Record list:
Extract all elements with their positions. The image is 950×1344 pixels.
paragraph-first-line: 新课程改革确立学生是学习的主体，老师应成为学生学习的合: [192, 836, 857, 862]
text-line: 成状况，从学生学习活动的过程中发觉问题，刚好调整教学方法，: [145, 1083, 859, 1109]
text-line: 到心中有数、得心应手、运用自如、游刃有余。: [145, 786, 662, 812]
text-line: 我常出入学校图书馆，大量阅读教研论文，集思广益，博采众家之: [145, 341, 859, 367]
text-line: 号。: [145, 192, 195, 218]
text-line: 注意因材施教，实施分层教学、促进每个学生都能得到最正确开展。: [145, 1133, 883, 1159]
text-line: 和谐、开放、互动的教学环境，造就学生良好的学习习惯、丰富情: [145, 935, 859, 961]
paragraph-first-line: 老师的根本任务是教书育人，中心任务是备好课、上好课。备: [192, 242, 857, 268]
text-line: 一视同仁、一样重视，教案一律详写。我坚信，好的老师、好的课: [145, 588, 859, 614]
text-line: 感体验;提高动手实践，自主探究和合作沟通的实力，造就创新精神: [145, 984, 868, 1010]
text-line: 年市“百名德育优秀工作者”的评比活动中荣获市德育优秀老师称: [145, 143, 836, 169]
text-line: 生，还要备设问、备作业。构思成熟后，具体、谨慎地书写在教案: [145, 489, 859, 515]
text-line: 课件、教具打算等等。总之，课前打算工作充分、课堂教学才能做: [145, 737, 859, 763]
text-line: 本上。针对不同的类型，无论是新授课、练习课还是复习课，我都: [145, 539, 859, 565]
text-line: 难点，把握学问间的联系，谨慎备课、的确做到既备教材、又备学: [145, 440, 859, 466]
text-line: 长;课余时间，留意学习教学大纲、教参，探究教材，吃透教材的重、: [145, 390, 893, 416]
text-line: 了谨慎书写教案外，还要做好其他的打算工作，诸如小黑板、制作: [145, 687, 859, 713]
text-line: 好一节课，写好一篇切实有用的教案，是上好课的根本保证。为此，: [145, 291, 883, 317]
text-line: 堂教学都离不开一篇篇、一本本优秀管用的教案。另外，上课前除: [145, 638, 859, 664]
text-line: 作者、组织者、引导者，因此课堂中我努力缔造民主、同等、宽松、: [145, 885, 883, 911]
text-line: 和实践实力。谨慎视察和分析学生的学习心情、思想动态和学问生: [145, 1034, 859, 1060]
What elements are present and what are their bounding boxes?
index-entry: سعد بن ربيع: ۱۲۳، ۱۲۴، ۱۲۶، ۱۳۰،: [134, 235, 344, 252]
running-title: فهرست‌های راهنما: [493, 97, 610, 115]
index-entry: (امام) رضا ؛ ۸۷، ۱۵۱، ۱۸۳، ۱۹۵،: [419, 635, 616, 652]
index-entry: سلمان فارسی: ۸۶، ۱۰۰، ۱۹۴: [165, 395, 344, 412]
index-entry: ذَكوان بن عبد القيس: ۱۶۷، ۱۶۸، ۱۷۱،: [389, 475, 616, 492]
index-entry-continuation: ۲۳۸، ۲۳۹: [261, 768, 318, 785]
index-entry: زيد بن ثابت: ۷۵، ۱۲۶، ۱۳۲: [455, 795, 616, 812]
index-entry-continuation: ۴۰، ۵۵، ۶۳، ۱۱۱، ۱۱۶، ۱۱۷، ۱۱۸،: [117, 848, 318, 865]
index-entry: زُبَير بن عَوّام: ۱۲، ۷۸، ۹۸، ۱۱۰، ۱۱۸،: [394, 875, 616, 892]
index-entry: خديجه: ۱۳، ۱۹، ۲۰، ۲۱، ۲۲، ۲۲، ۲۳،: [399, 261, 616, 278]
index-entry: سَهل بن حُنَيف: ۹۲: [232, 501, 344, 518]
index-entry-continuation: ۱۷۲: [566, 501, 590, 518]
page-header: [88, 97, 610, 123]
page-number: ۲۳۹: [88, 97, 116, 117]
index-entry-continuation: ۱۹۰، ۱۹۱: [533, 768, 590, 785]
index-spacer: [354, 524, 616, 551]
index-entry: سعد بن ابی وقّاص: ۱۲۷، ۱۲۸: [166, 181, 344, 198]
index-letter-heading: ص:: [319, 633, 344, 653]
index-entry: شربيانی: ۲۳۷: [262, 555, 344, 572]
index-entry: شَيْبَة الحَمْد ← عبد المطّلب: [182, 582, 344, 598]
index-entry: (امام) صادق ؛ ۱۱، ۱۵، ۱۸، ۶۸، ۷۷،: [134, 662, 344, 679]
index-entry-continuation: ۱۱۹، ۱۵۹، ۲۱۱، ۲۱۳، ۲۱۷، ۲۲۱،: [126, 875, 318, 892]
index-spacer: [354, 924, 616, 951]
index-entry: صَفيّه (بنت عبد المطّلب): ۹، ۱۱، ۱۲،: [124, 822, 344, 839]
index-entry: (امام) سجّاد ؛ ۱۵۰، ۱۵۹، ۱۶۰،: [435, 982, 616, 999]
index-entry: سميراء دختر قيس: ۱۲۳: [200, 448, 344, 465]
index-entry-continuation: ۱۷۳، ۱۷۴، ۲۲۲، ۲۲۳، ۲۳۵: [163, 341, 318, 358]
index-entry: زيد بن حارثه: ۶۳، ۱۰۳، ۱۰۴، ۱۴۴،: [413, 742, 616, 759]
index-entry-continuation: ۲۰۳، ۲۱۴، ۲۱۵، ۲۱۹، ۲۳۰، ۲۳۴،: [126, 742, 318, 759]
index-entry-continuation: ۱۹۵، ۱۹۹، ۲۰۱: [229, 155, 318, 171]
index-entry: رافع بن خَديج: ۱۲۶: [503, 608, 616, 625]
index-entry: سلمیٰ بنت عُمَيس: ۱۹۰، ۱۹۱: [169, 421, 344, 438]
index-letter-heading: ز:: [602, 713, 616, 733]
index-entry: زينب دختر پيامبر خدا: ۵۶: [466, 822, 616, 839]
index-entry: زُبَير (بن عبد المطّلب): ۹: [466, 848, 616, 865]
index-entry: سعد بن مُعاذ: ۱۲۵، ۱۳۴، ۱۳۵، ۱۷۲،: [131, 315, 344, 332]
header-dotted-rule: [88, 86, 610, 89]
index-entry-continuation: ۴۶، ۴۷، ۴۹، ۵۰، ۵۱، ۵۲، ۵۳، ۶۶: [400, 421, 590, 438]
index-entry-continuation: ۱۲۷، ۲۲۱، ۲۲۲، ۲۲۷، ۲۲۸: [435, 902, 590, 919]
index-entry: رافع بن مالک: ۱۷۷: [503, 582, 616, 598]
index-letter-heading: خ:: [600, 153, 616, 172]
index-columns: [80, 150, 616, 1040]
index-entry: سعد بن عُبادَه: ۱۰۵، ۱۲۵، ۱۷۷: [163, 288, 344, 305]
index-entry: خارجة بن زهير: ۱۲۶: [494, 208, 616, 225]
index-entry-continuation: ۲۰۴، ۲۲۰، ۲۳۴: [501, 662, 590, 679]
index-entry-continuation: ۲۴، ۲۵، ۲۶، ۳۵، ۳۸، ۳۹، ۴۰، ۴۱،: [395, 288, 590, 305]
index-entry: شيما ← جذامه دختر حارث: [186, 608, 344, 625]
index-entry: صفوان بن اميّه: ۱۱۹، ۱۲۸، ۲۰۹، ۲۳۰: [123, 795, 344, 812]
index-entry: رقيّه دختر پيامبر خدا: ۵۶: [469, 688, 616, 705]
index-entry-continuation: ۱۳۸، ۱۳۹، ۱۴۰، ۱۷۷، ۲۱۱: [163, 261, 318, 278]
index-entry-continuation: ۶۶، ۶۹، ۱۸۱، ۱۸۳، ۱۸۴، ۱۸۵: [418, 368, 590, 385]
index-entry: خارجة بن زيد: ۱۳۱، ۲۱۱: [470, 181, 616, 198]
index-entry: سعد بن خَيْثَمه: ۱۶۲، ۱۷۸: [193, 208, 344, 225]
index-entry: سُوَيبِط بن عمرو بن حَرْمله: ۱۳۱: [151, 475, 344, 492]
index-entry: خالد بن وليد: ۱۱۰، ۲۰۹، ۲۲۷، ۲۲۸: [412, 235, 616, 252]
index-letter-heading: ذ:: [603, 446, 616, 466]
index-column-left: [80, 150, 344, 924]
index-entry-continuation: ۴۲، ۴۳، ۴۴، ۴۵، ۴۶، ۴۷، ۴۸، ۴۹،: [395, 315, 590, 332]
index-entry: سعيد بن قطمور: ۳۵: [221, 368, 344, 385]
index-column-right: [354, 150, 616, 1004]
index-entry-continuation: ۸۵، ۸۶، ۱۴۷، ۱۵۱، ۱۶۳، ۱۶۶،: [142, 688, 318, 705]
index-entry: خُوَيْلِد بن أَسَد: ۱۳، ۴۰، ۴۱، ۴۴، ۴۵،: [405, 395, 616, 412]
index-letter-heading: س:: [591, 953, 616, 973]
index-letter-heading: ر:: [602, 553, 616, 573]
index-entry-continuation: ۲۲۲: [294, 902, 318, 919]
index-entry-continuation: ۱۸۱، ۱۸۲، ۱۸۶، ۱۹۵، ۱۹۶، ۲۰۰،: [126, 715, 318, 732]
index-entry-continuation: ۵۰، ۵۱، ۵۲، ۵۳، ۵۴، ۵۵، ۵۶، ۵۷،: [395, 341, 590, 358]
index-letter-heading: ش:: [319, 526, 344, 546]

Task requirements:
Retype everything from the start of the material down to the line containing "text-line: 我常出入学校图书馆，大量阅读教研论文，集思广益，博采众家之: [145, 341, 859, 367]", including that line, with each line reproduced verbatim.

Answer:
Extract all elements with their positions. The image is 950×1344 pixels.
paragraph-first-line: 新课程改革确立学生是学习的主体，老师应成为学生学习的合: [192, 836, 857, 862]
text-line: 成状况，从学生学习活动的过程中发觉问题，刚好调整教学方法，: [145, 1083, 859, 1109]
text-line: 到心中有数、得心应手、运用自如、游刃有余。: [145, 786, 662, 812]
text-line: 我常出入学校图书馆，大量阅读教研论文，集思广益，博采众家之: [145, 341, 859, 367]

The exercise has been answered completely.